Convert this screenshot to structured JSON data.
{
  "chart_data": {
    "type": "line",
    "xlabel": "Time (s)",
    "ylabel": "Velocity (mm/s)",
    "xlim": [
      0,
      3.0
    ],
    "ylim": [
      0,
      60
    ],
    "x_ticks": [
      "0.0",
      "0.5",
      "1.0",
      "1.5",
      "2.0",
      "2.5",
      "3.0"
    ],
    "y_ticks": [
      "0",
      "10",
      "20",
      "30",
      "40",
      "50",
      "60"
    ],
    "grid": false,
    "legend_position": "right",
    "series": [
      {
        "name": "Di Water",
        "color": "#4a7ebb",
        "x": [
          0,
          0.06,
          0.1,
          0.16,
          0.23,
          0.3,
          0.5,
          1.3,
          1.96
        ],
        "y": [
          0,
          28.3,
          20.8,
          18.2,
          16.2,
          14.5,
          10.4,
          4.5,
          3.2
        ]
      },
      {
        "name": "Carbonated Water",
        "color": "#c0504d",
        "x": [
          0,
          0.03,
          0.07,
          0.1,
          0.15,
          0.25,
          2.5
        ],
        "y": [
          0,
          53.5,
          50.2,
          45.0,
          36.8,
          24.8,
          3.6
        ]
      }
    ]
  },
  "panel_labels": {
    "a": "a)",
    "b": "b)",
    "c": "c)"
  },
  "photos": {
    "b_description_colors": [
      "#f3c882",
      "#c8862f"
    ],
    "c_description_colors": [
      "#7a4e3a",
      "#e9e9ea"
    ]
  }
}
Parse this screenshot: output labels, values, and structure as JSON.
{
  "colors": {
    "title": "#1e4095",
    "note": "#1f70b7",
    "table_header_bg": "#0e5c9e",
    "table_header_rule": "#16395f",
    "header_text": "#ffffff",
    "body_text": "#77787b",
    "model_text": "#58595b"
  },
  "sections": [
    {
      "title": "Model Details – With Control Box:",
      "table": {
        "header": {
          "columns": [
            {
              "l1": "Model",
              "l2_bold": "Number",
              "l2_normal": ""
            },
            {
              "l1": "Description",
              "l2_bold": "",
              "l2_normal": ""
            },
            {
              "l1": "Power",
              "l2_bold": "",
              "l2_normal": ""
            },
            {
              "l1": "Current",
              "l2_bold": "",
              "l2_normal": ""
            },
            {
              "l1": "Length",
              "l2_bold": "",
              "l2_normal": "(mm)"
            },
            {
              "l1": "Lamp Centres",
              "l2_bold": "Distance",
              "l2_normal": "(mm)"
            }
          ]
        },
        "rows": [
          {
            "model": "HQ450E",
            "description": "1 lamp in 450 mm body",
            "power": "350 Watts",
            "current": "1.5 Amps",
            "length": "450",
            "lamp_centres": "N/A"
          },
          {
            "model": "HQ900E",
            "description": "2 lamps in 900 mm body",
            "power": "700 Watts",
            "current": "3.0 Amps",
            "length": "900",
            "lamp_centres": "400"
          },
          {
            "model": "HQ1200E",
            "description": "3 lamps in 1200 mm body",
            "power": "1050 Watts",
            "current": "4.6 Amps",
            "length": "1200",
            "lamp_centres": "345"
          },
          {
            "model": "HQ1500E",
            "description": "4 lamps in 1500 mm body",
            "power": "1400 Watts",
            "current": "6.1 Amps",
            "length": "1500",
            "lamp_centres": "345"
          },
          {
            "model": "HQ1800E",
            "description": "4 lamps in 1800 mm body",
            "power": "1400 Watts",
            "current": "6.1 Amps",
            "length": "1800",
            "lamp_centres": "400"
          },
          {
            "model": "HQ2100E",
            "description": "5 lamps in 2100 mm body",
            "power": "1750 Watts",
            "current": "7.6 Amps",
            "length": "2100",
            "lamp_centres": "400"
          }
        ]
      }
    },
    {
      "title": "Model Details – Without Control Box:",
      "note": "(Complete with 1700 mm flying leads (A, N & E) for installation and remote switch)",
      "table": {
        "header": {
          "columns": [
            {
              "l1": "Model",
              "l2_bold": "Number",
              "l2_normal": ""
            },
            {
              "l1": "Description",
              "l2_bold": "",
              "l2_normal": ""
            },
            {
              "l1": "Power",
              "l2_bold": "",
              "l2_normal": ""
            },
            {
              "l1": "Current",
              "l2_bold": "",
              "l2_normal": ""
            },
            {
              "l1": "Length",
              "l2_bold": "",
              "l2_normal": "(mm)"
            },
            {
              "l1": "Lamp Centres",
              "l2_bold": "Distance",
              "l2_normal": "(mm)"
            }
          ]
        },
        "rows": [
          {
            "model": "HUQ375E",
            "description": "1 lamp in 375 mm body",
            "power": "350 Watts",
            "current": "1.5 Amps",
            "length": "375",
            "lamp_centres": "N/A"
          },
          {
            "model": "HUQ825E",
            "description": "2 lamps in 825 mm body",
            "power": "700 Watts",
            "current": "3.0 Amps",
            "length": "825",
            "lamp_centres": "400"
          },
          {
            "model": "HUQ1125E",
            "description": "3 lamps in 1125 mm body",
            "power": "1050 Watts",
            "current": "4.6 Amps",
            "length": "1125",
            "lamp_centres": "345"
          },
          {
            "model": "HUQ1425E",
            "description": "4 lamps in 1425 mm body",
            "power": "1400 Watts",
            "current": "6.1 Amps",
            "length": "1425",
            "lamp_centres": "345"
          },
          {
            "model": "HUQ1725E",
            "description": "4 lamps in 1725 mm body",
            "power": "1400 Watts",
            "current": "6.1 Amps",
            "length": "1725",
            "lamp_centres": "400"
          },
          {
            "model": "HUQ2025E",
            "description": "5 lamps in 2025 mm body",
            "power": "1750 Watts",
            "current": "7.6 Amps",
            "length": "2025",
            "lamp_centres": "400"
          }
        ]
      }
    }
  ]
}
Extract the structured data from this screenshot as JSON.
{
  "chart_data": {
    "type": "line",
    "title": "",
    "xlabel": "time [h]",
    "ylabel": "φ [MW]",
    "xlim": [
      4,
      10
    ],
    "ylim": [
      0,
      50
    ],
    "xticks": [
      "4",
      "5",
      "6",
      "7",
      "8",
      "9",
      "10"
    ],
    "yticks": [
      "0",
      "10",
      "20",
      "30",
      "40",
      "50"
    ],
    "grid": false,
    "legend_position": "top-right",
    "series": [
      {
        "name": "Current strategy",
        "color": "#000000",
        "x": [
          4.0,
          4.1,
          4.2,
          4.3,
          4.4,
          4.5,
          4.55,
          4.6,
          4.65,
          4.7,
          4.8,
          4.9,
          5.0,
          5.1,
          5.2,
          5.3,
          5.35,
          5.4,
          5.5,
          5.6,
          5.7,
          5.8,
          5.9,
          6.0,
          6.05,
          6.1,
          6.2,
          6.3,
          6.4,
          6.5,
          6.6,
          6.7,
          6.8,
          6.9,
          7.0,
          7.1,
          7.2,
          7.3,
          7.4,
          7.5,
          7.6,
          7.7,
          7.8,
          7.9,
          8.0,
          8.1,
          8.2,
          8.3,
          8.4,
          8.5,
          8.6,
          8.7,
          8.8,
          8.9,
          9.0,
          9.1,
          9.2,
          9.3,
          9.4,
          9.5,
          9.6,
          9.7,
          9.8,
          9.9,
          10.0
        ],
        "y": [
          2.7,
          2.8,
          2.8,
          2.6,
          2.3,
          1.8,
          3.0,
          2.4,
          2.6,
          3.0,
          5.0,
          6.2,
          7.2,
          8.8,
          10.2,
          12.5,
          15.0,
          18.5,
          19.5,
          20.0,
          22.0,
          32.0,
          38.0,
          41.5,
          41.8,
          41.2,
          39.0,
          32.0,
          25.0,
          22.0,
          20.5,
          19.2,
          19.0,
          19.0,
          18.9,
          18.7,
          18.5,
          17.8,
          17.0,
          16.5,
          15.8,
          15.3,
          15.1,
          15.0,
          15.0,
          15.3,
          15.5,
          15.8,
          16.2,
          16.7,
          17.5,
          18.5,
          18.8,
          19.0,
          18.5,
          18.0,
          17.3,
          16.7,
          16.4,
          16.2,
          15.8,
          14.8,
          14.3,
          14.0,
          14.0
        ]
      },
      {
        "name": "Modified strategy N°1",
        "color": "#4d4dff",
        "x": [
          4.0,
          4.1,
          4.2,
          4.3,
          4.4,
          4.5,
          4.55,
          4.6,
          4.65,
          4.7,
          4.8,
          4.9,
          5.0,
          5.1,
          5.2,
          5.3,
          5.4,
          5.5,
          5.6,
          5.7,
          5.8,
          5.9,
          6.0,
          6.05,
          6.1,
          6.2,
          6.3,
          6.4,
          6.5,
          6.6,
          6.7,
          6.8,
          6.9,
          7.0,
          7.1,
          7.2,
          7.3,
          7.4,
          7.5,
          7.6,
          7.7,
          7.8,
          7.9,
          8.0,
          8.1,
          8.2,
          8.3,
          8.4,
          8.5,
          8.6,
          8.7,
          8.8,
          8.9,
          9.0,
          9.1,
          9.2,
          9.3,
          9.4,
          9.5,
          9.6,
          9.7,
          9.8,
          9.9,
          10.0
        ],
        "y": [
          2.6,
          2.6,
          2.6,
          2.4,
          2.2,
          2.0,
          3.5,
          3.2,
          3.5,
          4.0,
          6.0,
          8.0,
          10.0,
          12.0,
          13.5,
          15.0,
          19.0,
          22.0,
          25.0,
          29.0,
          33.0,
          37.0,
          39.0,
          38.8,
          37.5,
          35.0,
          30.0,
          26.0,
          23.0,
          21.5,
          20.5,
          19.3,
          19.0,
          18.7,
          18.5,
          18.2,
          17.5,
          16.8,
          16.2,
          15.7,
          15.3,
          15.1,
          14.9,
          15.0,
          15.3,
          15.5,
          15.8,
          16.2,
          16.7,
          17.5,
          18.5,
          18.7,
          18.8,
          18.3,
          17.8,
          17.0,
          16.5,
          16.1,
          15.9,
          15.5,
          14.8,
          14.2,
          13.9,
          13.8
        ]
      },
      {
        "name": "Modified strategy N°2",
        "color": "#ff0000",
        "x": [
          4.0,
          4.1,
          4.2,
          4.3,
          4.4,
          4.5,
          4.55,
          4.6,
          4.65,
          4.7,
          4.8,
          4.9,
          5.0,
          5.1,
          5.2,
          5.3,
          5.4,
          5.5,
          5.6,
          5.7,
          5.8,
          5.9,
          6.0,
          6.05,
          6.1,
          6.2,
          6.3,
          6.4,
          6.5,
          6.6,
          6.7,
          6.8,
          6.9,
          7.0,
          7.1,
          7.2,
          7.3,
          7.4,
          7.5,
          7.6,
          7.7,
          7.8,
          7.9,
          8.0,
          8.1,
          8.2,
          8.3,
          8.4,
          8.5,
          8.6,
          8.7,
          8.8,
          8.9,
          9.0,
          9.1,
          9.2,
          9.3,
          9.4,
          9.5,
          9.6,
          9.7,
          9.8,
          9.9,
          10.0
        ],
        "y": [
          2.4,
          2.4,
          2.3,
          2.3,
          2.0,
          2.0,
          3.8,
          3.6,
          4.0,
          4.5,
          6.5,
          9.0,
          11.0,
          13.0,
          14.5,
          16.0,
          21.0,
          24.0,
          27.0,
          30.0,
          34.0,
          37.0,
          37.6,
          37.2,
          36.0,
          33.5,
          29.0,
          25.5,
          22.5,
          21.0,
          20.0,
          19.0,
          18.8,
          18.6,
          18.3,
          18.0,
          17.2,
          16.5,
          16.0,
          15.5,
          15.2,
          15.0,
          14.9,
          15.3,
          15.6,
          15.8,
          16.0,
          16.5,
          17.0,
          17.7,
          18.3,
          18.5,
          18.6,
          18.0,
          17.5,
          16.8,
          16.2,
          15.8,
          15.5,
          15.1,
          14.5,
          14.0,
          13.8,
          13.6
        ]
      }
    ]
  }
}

▶ Stated goal
Show every line that contains the word "strategy".

▶ Response to this task
        "name": "Current strategy",
        "name": "Modified strategy N°1",
        "name": "Modified strategy N°2",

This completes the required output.